### [Supplied material]

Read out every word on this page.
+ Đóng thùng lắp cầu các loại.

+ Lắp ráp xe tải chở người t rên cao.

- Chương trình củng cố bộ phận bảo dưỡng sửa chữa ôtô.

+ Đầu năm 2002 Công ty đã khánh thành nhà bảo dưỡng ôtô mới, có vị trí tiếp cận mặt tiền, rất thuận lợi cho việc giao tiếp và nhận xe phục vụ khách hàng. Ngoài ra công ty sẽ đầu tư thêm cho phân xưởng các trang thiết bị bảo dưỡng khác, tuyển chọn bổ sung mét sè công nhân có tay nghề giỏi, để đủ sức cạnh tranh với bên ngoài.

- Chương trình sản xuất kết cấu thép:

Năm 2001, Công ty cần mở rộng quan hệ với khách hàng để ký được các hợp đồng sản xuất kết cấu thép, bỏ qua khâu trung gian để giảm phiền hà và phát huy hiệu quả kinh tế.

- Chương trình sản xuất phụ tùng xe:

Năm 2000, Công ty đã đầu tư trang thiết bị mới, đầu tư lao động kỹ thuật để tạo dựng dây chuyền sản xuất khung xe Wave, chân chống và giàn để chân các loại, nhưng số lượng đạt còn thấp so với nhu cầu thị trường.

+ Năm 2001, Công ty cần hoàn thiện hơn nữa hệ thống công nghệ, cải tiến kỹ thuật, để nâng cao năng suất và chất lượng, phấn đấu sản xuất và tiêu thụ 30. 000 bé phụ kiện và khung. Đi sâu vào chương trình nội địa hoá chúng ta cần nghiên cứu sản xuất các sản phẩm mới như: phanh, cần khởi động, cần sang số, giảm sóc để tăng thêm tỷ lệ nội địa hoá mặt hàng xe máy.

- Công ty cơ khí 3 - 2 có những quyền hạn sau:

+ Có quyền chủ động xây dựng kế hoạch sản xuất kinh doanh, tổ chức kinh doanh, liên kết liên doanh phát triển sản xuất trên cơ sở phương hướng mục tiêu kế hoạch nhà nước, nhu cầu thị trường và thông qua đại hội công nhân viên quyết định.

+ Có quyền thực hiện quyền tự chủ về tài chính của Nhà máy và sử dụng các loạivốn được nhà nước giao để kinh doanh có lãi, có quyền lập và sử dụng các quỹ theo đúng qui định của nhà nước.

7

### [Stated task]
Gather each line from the entries above that includes the word "thép".

### [Completed exercise]
- Chương trình sản xuất kết cấu thép:
Năm 2001, Công ty cần mở rộng quan hệ với khách hàng để ký được các hợp đồng sản xuất kết cấu thép, bỏ qua khâu trung gian để giảm phiền hà và phát huy hiệu quả kinh tế.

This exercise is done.